### Exercise
From the entries that follow, gather each line holding the word "this".
**** Extracted entries ****
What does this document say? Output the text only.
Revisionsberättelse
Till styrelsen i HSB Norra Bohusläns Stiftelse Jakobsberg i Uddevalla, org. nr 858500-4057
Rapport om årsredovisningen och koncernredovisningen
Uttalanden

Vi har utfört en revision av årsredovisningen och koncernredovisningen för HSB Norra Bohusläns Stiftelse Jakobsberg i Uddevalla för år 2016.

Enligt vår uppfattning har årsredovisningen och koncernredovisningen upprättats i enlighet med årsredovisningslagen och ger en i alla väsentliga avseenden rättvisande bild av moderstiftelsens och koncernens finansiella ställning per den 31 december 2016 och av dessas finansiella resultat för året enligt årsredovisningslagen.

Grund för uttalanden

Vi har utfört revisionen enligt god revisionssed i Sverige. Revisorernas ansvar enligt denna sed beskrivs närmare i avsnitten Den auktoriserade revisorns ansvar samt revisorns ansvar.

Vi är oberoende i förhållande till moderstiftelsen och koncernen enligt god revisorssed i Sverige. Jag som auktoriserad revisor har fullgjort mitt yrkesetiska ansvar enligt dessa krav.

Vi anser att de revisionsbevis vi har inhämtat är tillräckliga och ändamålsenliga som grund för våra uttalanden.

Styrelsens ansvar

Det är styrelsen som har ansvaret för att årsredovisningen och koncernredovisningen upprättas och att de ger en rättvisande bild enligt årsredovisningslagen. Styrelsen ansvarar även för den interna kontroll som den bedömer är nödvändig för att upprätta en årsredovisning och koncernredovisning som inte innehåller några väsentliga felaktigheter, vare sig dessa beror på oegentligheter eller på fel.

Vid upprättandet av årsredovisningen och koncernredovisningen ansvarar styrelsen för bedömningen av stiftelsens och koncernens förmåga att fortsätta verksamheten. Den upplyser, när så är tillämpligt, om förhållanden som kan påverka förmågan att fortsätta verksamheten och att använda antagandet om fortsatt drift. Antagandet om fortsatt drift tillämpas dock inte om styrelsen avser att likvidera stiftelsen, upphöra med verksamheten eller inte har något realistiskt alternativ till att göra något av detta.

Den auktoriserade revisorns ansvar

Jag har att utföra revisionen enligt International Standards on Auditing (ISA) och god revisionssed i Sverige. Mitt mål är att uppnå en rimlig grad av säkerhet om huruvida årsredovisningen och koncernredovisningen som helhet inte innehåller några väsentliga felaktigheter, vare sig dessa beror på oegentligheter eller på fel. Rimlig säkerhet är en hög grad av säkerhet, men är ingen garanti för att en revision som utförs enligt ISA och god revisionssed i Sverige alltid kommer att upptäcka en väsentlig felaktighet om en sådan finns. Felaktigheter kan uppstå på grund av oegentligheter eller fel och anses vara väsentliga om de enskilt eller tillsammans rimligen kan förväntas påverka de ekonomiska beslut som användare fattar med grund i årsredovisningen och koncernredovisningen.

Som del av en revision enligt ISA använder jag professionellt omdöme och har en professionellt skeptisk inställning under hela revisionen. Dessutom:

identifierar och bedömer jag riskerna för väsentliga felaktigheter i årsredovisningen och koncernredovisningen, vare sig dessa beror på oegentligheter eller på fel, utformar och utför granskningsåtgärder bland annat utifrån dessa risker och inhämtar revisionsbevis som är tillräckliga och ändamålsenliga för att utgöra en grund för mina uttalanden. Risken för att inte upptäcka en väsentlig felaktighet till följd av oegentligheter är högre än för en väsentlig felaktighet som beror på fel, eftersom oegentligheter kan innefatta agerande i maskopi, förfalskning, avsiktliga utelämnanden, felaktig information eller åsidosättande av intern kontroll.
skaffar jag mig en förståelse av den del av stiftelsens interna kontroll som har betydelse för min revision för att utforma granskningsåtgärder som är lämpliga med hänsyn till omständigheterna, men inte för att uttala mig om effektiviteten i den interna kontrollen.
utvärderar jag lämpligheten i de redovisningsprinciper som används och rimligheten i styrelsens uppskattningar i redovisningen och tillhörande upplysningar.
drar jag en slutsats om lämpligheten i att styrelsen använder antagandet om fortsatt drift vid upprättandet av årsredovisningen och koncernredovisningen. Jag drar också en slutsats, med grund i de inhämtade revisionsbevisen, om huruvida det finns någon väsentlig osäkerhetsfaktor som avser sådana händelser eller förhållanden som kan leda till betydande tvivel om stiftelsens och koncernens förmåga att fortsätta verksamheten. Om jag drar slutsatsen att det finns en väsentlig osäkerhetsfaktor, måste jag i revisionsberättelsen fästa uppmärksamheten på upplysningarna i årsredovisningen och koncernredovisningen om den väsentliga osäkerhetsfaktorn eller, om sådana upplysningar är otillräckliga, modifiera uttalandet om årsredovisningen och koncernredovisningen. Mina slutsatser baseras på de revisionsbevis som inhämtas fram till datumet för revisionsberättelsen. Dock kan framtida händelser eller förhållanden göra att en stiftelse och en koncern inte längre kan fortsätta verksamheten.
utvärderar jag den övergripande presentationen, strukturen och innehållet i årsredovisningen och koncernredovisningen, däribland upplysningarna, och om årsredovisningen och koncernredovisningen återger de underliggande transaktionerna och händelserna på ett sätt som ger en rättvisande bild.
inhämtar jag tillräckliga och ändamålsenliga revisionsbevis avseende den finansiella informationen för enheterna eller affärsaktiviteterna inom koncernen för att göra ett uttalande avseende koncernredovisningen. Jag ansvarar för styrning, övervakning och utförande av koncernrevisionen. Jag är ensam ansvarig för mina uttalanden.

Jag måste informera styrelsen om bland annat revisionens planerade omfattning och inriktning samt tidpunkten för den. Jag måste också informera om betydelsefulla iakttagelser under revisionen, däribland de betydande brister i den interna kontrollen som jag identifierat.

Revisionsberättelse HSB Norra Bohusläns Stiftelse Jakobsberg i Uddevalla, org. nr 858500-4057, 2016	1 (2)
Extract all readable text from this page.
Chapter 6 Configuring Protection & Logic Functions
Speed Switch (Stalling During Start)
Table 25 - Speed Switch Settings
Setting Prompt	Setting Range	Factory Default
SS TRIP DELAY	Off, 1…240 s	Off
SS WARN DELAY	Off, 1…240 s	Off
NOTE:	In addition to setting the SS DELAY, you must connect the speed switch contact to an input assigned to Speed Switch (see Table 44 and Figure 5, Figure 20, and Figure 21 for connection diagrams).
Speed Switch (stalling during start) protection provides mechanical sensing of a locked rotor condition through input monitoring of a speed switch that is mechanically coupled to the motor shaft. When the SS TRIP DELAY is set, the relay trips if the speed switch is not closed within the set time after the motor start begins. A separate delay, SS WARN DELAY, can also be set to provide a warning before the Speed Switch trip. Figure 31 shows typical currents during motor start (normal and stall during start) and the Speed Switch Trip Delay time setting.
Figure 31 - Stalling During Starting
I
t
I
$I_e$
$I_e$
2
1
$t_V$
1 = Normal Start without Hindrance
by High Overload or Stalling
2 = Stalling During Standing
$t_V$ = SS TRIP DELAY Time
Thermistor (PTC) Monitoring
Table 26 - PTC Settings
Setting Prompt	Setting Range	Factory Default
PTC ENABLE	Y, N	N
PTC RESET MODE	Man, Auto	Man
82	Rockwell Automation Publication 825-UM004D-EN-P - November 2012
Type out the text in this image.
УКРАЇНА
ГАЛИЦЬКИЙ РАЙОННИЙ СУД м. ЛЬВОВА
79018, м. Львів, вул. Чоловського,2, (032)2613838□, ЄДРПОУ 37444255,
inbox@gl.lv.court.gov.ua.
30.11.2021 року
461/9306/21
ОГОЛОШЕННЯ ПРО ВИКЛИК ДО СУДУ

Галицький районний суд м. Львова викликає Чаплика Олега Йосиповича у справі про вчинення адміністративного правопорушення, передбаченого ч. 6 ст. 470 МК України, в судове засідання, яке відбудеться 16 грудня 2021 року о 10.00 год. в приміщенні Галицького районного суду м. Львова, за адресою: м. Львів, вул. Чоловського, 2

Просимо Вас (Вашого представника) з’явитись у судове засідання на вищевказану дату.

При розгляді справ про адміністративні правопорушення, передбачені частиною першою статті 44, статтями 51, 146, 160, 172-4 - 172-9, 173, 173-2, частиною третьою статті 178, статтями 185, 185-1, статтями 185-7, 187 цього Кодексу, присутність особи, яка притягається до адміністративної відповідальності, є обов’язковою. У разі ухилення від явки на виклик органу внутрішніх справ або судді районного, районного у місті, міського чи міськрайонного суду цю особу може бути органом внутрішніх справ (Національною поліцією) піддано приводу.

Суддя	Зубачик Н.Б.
****
### Complete answer
What does this document say? Output the text only.
Extract all readable text from this page.
Type out the text in this image.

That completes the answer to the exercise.